What's needed is an exact copy of the lines from the one that contains "Read this page and output its text content." to the end of the data below, leaving the pictures out.
————————
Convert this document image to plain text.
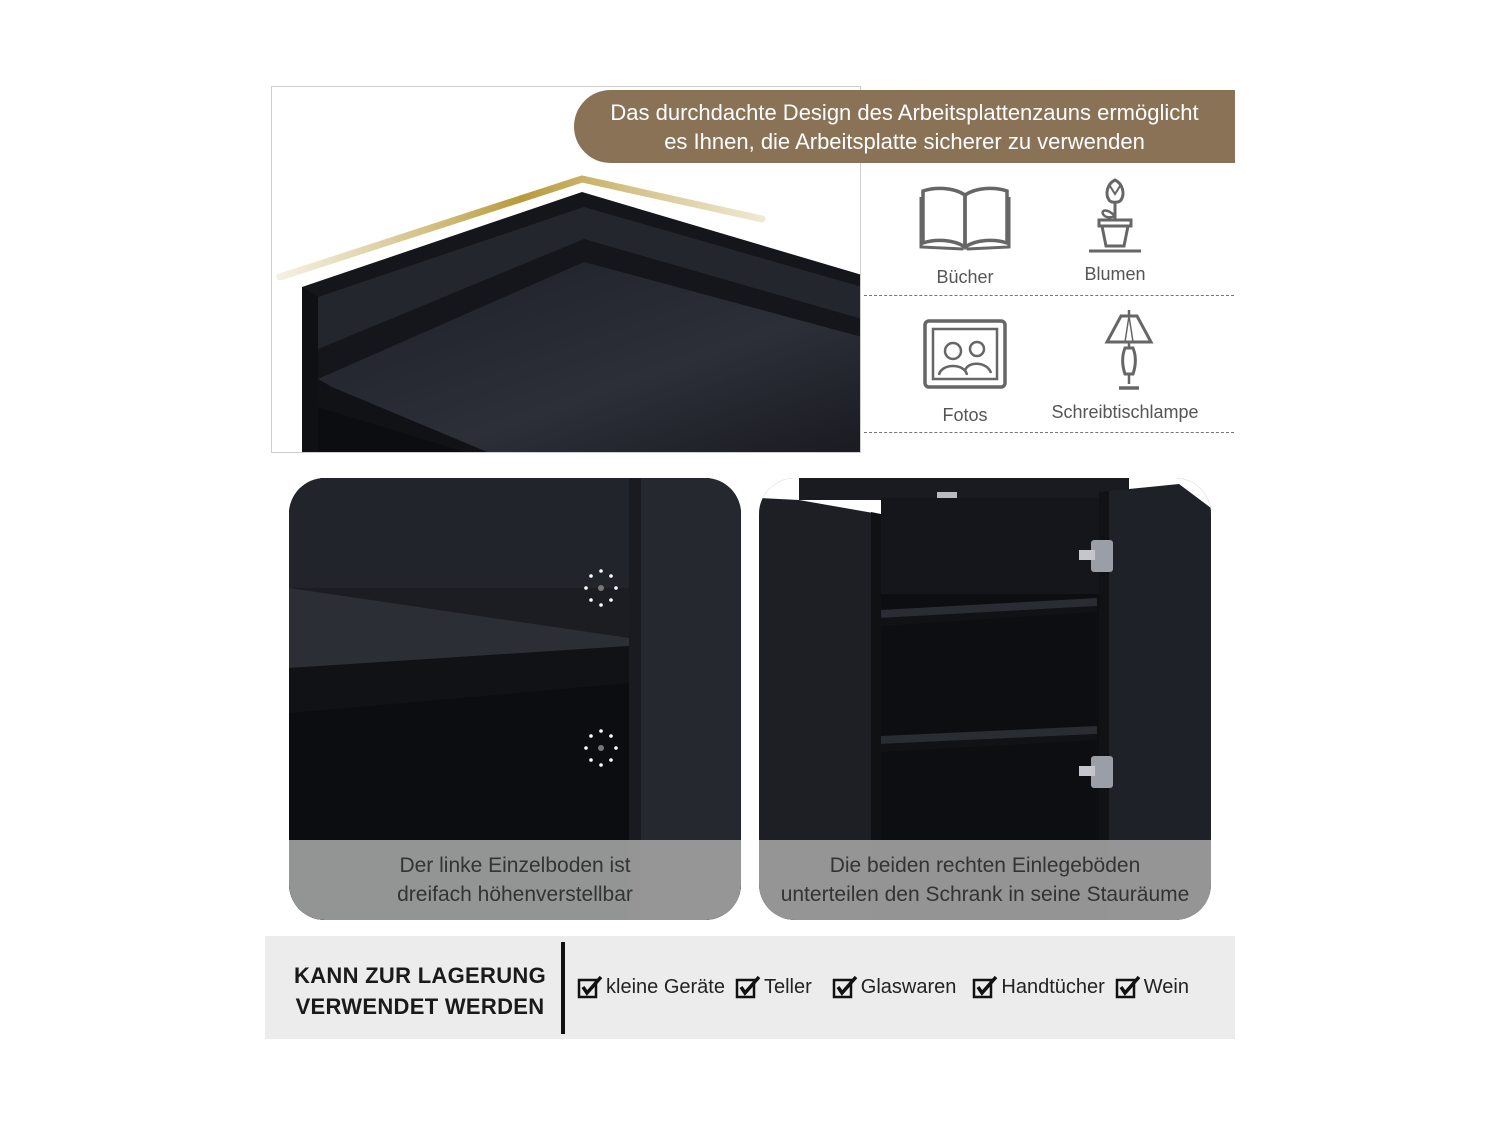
Das durchdachte Design des Arbeitsplattenzauns ermöglicht
es Ihnen, die Arbeitsplatte sicherer zu verwenden
Bücher	Blumen
Fotos	Schreibtischlampe
Der linke Einzelboden ist
dreifach höhenverstellbar
Die beiden rechten Einlegeböden
unterteilen den Schrank in seine Stauräume
KANN ZUR LAGERUNG
VERWENDET WERDEN
kleine Geräte Teller Glaswaren Handtücher Wein
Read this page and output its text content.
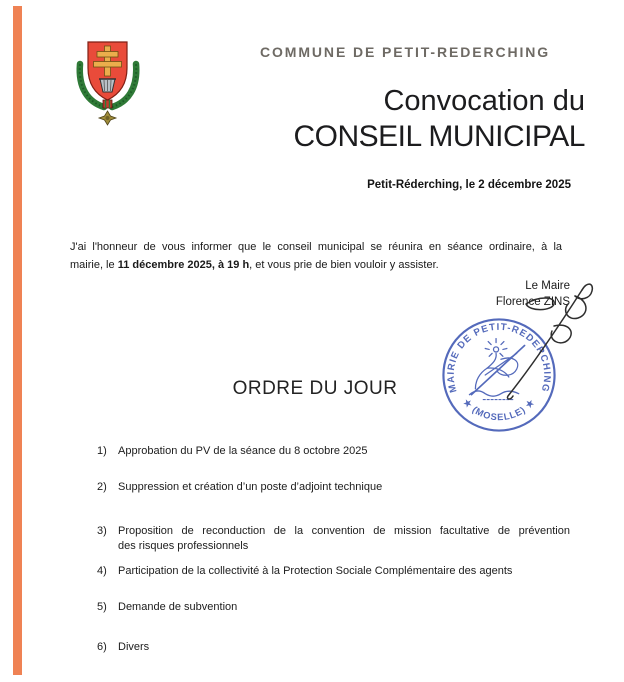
COMMUNE DE PETIT-REDERCHING
Convocation du
CONSEIL MUNICIPAL
Petit-Réderching, le 2 décembre 2025
J'ai l'honneur de vous informer que le conseil municipal se réunira en séance ordinaire, à la
mairie, le 11 décembre 2025, à 19 h, et vous prie de bien vouloir y assister.
Le Maire
Florence ZINS
MAIRIE DE PETIT-REDERCHING
★ (MOSELLE) ★
ORDRE DU JOUR
1)	Approbation du PV de la séance du 8 octobre 2025
2)	Suppression et création d’un poste d’adjoint technique
3)	Proposition de reconduction de la convention de mission facultative de prévention
des risques professionnels
4)	Participation de la collectivité à la Protection Sociale Complémentaire des agents
5)	Demande de subvention
6)	Divers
————————
* Response below:
Read this page and output its text content.
COMMUNE DE PETIT-REDERCHING
Convocation du
CONSEIL MUNICIPAL
Petit-Réderching, le 2 décembre 2025
J'ai l'honneur de vous informer que le conseil municipal se réunira en séance ordinaire, à la
mairie, le 11 décembre 2025, à 19 h, et vous prie de bien vouloir y assister.
Le Maire
Florence ZINS
MAIRIE DE PETIT-REDERCHING
★ (MOSELLE) ★
ORDRE DU JOUR
1)	Approbation du PV de la séance du 8 octobre 2025
2)	Suppression et création d’un poste d’adjoint technique
3)	Proposition de reconduction de la convention de mission facultative de prévention
des risques professionnels
4)	Participation de la collectivité à la Protection Sociale Complémentaire des agents
5)	Demande de subvention
6)	Divers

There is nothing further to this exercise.